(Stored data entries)
== == ==

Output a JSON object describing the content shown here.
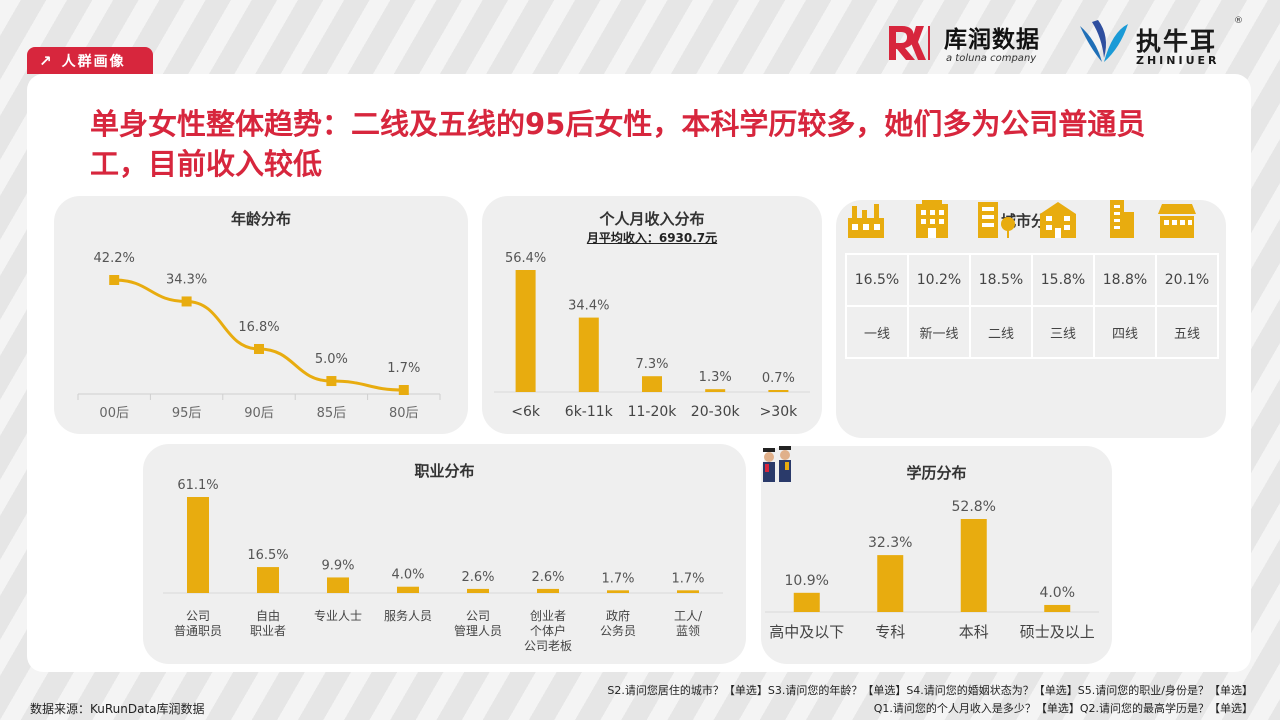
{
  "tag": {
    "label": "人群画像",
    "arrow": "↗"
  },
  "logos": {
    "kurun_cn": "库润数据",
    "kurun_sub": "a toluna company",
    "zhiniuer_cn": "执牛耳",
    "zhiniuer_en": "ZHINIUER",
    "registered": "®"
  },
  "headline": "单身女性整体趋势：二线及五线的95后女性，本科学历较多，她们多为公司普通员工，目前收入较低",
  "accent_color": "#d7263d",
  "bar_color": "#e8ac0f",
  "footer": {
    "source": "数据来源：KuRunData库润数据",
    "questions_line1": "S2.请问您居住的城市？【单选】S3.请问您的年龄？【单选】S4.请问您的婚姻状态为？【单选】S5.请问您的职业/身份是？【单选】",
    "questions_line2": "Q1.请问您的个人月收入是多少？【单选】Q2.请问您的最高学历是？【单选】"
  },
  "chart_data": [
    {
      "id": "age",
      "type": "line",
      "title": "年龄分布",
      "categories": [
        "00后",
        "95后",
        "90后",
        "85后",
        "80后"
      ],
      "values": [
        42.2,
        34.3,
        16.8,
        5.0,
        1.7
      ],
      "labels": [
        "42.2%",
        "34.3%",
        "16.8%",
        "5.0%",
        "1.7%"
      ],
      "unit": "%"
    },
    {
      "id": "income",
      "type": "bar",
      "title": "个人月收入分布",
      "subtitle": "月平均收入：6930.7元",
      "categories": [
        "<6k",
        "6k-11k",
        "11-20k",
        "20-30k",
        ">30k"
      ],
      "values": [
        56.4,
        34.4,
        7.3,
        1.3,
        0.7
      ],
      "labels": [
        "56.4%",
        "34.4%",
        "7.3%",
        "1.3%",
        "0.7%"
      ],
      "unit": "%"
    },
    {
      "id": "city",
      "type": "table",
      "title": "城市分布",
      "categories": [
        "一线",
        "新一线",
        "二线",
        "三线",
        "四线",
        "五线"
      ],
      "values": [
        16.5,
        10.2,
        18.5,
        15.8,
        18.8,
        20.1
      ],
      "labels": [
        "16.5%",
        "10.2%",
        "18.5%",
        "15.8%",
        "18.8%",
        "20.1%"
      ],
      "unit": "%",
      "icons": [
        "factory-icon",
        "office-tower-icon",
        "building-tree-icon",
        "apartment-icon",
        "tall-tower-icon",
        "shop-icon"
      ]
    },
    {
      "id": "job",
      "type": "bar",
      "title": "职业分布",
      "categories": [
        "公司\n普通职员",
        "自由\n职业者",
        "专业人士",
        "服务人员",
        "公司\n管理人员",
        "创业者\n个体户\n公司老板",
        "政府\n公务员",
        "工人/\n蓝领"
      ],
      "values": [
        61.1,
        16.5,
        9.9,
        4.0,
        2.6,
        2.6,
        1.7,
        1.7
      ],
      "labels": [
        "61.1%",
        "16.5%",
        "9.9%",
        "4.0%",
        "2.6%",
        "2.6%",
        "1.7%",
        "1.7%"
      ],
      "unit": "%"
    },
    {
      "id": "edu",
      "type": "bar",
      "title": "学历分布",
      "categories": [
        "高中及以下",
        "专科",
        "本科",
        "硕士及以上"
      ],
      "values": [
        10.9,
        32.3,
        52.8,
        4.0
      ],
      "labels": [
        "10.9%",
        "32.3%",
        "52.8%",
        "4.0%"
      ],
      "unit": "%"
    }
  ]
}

== == ==

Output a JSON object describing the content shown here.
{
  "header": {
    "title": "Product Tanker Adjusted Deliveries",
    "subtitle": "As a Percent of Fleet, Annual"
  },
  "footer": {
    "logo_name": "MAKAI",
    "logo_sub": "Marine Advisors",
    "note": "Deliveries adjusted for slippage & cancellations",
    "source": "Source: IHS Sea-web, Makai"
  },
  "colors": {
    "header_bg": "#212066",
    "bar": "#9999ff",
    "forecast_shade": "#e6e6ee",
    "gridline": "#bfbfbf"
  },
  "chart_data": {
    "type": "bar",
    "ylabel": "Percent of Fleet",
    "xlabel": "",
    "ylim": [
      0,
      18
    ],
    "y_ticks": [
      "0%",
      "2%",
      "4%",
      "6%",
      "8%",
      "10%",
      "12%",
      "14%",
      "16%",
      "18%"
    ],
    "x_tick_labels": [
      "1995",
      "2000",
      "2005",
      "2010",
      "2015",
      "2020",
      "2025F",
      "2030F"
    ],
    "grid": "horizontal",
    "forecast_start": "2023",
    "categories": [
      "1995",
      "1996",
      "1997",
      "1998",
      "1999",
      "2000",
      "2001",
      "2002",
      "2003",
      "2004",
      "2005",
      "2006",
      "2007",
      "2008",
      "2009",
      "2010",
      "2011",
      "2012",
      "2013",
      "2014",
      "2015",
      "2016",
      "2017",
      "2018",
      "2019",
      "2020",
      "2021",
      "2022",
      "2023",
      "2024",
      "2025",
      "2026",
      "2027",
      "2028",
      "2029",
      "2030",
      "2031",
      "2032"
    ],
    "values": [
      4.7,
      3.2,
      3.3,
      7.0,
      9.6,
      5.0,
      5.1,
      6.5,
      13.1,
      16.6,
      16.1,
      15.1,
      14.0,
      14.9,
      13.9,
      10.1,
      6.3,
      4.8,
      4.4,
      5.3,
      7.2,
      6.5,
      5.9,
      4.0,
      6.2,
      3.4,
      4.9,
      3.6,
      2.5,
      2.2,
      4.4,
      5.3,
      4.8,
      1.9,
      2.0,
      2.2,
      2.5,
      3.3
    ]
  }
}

== == ==

- Instructions for the task -
Pull every line holding "Percent" out of the records.

- Task answer -
    "subtitle": "As a Percent of Fleet, Annual"
    "ylabel": "Percent of Fleet",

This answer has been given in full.